_Task instructions_
Where a line of the listing below includes the word "icon", reproduce that line.

=====

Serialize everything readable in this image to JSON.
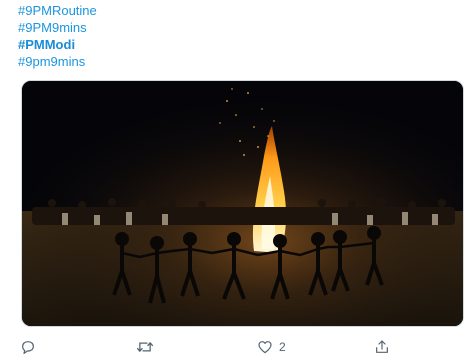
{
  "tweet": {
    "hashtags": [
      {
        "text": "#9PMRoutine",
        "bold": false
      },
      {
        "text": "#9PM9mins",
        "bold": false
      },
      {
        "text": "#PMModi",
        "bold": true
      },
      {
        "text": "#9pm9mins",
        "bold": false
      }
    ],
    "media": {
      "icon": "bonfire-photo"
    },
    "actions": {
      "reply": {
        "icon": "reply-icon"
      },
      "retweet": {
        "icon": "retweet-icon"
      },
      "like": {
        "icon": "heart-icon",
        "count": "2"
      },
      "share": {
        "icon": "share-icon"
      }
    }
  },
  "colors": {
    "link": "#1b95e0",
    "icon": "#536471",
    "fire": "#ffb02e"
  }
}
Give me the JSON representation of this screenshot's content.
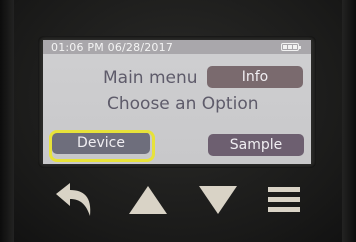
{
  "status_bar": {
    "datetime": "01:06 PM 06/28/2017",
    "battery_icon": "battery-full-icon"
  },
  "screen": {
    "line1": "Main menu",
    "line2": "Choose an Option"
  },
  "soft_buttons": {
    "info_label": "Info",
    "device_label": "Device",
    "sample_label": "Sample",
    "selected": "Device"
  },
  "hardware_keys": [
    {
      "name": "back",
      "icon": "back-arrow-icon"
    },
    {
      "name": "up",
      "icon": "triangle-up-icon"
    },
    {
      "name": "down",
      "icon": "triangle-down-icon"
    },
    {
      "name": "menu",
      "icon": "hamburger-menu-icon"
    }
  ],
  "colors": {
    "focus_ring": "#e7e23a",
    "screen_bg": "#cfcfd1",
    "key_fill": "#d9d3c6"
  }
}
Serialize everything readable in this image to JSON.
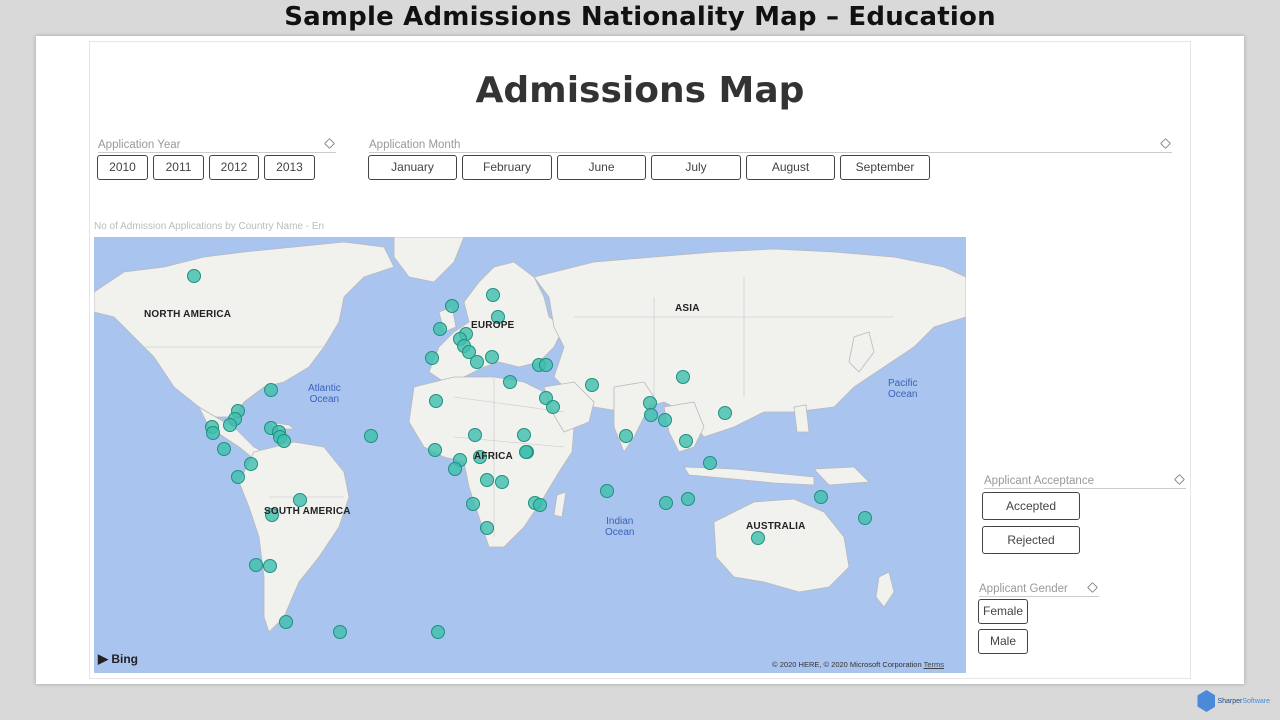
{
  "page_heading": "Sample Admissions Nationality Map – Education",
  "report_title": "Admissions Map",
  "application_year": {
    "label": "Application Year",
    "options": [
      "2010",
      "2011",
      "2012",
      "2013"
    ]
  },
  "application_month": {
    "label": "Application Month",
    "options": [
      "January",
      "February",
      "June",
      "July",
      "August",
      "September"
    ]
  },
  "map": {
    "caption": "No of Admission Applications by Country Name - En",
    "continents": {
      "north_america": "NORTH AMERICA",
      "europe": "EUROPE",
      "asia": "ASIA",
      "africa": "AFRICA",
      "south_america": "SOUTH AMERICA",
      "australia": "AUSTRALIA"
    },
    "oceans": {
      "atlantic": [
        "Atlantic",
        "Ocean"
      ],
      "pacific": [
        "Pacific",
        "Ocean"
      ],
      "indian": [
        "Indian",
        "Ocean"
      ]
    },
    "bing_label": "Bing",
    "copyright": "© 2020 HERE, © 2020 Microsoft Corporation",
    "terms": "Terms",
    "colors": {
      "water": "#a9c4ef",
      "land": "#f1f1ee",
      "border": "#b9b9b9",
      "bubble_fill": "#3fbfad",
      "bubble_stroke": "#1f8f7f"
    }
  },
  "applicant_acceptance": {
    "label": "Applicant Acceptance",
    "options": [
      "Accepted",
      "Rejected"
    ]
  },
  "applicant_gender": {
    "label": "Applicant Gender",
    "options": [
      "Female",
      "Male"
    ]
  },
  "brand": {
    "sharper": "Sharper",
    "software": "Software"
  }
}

=====

_Answer for the task_
      "icon": "bonfire-photo"
        "icon": "reply-icon"
        "icon": "retweet-icon"
        "icon": "heart-icon",
        "icon": "share-icon"
    "icon": "#536471",
    "battery_icon": "battery-full-icon"
      "icon": "back-arrow-icon"
      "icon": "triangle-up-icon"
      "icon": "triangle-down-icon"
      "icon": "hamburger-menu-icon"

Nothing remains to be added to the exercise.